Write down each entry again, exactly as it reads.

[Stored data]
--- BEGIN ---
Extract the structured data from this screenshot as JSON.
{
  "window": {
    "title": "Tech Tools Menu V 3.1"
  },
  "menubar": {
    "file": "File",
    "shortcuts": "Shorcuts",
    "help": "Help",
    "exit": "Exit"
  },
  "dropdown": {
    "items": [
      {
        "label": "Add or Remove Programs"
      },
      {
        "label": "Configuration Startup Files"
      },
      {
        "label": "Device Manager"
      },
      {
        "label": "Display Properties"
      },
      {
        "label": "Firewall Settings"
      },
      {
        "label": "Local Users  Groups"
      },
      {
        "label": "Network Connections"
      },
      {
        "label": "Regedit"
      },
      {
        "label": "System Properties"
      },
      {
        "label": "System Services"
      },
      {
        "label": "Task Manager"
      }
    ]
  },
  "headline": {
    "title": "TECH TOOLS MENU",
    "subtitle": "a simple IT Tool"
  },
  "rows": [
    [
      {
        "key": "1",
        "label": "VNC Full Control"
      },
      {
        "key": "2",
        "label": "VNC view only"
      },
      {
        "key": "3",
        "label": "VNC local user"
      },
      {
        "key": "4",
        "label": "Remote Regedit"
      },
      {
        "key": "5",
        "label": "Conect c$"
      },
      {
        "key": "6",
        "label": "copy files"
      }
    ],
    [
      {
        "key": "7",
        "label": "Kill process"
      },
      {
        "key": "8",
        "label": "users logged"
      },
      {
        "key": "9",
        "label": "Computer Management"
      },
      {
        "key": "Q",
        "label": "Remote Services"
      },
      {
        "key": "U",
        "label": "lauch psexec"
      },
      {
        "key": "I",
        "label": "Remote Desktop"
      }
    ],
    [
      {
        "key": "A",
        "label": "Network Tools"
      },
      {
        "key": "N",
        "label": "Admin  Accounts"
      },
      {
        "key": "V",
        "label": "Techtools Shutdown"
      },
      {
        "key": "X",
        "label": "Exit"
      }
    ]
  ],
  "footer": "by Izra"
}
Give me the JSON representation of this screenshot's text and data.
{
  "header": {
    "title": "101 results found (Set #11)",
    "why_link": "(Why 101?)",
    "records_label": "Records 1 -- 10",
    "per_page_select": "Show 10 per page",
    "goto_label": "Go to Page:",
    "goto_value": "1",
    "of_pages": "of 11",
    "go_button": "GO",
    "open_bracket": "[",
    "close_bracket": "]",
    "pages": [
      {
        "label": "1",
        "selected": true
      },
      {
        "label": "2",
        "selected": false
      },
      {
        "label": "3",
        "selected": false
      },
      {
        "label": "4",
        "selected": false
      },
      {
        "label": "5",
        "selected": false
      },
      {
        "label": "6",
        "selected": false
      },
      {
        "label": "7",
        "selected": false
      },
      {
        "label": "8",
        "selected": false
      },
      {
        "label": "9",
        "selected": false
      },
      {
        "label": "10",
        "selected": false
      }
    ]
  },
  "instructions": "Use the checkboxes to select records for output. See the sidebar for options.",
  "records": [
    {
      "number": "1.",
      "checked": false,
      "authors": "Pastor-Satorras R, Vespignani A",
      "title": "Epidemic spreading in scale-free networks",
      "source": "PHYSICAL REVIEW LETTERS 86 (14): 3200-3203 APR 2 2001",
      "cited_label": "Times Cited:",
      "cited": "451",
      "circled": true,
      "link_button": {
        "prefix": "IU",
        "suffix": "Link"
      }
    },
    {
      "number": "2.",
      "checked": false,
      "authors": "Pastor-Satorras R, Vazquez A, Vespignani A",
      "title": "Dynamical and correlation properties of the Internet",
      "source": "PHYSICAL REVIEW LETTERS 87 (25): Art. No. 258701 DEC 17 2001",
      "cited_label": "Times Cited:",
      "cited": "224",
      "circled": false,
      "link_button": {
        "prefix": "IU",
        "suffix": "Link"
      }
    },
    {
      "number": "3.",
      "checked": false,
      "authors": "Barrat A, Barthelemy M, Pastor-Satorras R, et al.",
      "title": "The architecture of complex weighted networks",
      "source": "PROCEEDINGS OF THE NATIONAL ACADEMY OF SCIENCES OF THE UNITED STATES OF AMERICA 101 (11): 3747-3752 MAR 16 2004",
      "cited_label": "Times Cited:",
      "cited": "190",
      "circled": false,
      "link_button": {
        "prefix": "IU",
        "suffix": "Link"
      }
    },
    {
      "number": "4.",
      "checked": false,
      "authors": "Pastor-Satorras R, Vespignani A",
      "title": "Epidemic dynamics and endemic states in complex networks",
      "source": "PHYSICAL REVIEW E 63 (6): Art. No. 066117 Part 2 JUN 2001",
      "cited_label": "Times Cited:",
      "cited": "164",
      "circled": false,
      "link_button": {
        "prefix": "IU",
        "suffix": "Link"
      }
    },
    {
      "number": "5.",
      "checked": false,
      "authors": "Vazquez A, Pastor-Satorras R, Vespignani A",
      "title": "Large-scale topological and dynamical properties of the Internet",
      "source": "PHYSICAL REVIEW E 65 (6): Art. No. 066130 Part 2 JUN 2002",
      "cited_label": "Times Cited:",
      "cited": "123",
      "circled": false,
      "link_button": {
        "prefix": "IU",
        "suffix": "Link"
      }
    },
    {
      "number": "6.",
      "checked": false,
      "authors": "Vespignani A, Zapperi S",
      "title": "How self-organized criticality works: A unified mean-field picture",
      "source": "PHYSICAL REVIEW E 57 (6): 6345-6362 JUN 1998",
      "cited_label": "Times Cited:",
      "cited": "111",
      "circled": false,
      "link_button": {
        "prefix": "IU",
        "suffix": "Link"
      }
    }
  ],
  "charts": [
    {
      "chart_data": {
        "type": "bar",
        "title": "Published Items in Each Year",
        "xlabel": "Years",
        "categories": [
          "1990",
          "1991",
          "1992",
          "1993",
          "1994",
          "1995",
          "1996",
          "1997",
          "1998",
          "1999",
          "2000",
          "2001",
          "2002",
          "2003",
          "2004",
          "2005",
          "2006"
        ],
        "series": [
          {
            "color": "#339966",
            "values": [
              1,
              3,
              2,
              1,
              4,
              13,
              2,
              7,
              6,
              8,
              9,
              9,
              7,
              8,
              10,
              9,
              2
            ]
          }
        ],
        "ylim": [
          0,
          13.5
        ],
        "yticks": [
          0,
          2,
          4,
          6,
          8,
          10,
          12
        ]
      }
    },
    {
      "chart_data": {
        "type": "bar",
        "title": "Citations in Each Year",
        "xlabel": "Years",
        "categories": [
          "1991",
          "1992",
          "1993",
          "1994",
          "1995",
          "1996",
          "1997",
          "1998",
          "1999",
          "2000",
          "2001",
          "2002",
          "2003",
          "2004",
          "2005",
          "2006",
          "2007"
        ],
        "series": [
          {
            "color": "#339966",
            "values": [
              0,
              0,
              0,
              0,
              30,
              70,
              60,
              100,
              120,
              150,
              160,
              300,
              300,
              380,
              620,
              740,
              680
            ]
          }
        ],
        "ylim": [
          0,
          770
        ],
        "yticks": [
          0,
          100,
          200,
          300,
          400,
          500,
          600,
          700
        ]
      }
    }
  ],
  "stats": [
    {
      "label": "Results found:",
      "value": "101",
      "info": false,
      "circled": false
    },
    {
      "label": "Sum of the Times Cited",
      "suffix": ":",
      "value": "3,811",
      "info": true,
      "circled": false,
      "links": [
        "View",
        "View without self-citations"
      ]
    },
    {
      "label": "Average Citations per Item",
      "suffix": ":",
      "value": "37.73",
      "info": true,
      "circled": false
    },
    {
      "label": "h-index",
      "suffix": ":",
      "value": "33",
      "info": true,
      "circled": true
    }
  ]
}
--- END ---
◆ **OUTPUT BELOW**:
Extract the structured data from this screenshot as JSON.
{
  "window": {
    "title": "Tech Tools Menu V 3.1"
  },
  "menubar": {
    "file": "File",
    "shortcuts": "Shorcuts",
    "help": "Help",
    "exit": "Exit"
  },
  "dropdown": {
    "items": [
      {
        "label": "Add or Remove Programs"
      },
      {
        "label": "Configuration Startup Files"
      },
      {
        "label": "Device Manager"
      },
      {
        "label": "Display Properties"
      },
      {
        "label": "Firewall Settings"
      },
      {
        "label": "Local Users  Groups"
      },
      {
        "label": "Network Connections"
      },
      {
        "label": "Regedit"
      },
      {
        "label": "System Properties"
      },
      {
        "label": "System Services"
      },
      {
        "label": "Task Manager"
      }
    ]
  },
  "headline": {
    "title": "TECH TOOLS MENU",
    "subtitle": "a simple IT Tool"
  },
  "rows": [
    [
      {
        "key": "1",
        "label": "VNC Full Control"
      },
      {
        "key": "2",
        "label": "VNC view only"
      },
      {
        "key": "3",
        "label": "VNC local user"
      },
      {
        "key": "4",
        "label": "Remote Regedit"
      },
      {
        "key": "5",
        "label": "Conect c$"
      },
      {
        "key": "6",
        "label": "copy files"
      }
    ],
    [
      {
        "key": "7",
        "label": "Kill process"
      },
      {
        "key": "8",
        "label": "users logged"
      },
      {
        "key": "9",
        "label": "Computer Management"
      },
      {
        "key": "Q",
        "label": "Remote Services"
      },
      {
        "key": "U",
        "label": "lauch psexec"
      },
      {
        "key": "I",
        "label": "Remote Desktop"
      }
    ],
    [
      {
        "key": "A",
        "label": "Network Tools"
      },
      {
        "key": "N",
        "label": "Admin  Accounts"
      },
      {
        "key": "V",
        "label": "Techtools Shutdown"
      },
      {
        "key": "X",
        "label": "Exit"
      }
    ]
  ],
  "footer": "by Izra"
}
Give me the JSON representation of this screenshot's text and data.
{
  "header": {
    "title": "101 results found (Set #11)",
    "why_link": "(Why 101?)",
    "records_label": "Records 1 -- 10",
    "per_page_select": "Show 10 per page",
    "goto_label": "Go to Page:",
    "goto_value": "1",
    "of_pages": "of 11",
    "go_button": "GO",
    "open_bracket": "[",
    "close_bracket": "]",
    "pages": [
      {
        "label": "1",
        "selected": true
      },
      {
        "label": "2",
        "selected": false
      },
      {
        "label": "3",
        "selected": false
      },
      {
        "label": "4",
        "selected": false
      },
      {
        "label": "5",
        "selected": false
      },
      {
        "label": "6",
        "selected": false
      },
      {
        "label": "7",
        "selected": false
      },
      {
        "label": "8",
        "selected": false
      },
      {
        "label": "9",
        "selected": false
      },
      {
        "label": "10",
        "selected": false
      }
    ]
  },
  "instructions": "Use the checkboxes to select records for output. See the sidebar for options.",
  "records": [
    {
      "number": "1.",
      "checked": false,
      "authors": "Pastor-Satorras R, Vespignani A",
      "title": "Epidemic spreading in scale-free networks",
      "source": "PHYSICAL REVIEW LETTERS 86 (14): 3200-3203 APR 2 2001",
      "cited_label": "Times Cited:",
      "cited": "451",
      "circled": true,
      "link_button": {
        "prefix": "IU",
        "suffix": "Link"
      }
    },
    {
      "number": "2.",
      "checked": false,
      "authors": "Pastor-Satorras R, Vazquez A, Vespignani A",
      "title": "Dynamical and correlation properties of the Internet",
      "source": "PHYSICAL REVIEW LETTERS 87 (25): Art. No. 258701 DEC 17 2001",
      "cited_label": "Times Cited:",
      "cited": "224",
      "circled": false,
      "link_button": {
        "prefix": "IU",
        "suffix": "Link"
      }
    },
    {
      "number": "3.",
      "checked": false,
      "authors": "Barrat A, Barthelemy M, Pastor-Satorras R, et al.",
      "title": "The architecture of complex weighted networks",
      "source": "PROCEEDINGS OF THE NATIONAL ACADEMY OF SCIENCES OF THE UNITED STATES OF AMERICA 101 (11): 3747-3752 MAR 16 2004",
      "cited_label": "Times Cited:",
      "cited": "190",
      "circled": false,
      "link_button": {
        "prefix": "IU",
        "suffix": "Link"
      }
    },
    {
      "number": "4.",
      "checked": false,
      "authors": "Pastor-Satorras R, Vespignani A",
      "title": "Epidemic dynamics and endemic states in complex networks",
      "source": "PHYSICAL REVIEW E 63 (6): Art. No. 066117 Part 2 JUN 2001",
      "cited_label": "Times Cited:",
      "cited": "164",
      "circled": false,
      "link_button": {
        "prefix": "IU",
        "suffix": "Link"
      }
    },
    {
      "number": "5.",
      "checked": false,
      "authors": "Vazquez A, Pastor-Satorras R, Vespignani A",
      "title": "Large-scale topological and dynamical properties of the Internet",
      "source": "PHYSICAL REVIEW E 65 (6): Art. No. 066130 Part 2 JUN 2002",
      "cited_label": "Times Cited:",
      "cited": "123",
      "circled": false,
      "link_button": {
        "prefix": "IU",
        "suffix": "Link"
      }
    },
    {
      "number": "6.",
      "checked": false,
      "authors": "Vespignani A, Zapperi S",
      "title": "How self-organized criticality works: A unified mean-field picture",
      "source": "PHYSICAL REVIEW E 57 (6): 6345-6362 JUN 1998",
      "cited_label": "Times Cited:",
      "cited": "111",
      "circled": false,
      "link_button": {
        "prefix": "IU",
        "suffix": "Link"
      }
    }
  ],
  "charts": [
    {
      "chart_data": {
        "type": "bar",
        "title": "Published Items in Each Year",
        "xlabel": "Years",
        "categories": [
          "1990",
          "1991",
          "1992",
          "1993",
          "1994",
          "1995",
          "1996",
          "1997",
          "1998",
          "1999",
          "2000",
          "2001",
          "2002",
          "2003",
          "2004",
          "2005",
          "2006"
        ],
        "series": [
          {
            "color": "#339966",
            "values": [
              1,
              3,
              2,
              1,
              4,
              13,
              2,
              7,
              6,
              8,
              9,
              9,
              7,
              8,
              10,
              9,
              2
            ]
          }
        ],
        "ylim": [
          0,
          13.5
        ],
        "yticks": [
          0,
          2,
          4,
          6,
          8,
          10,
          12
        ]
      }
    },
    {
      "chart_data": {
        "type": "bar",
        "title": "Citations in Each Year",
        "xlabel": "Years",
        "categories": [
          "1991",
          "1992",
          "1993",
          "1994",
          "1995",
          "1996",
          "1997",
          "1998",
          "1999",
          "2000",
          "2001",
          "2002",
          "2003",
          "2004",
          "2005",
          "2006",
          "2007"
        ],
        "series": [
          {
            "color": "#339966",
            "values": [
              0,
              0,
              0,
              0,
              30,
              70,
              60,
              100,
              120,
              150,
              160,
              300,
              300,
              380,
              620,
              740,
              680
            ]
          }
        ],
        "ylim": [
          0,
          770
        ],
        "yticks": [
          0,
          100,
          200,
          300,
          400,
          500,
          600,
          700
        ]
      }
    }
  ],
  "stats": [
    {
      "label": "Results found:",
      "value": "101",
      "info": false,
      "circled": false
    },
    {
      "label": "Sum of the Times Cited",
      "suffix": ":",
      "value": "3,811",
      "info": true,
      "circled": false,
      "links": [
        "View",
        "View without self-citations"
      ]
    },
    {
      "label": "Average Citations per Item",
      "suffix": ":",
      "value": "37.73",
      "info": true,
      "circled": false
    },
    {
      "label": "h-index",
      "suffix": ":",
      "value": "33",
      "info": true,
      "circled": true
    }
  ]
}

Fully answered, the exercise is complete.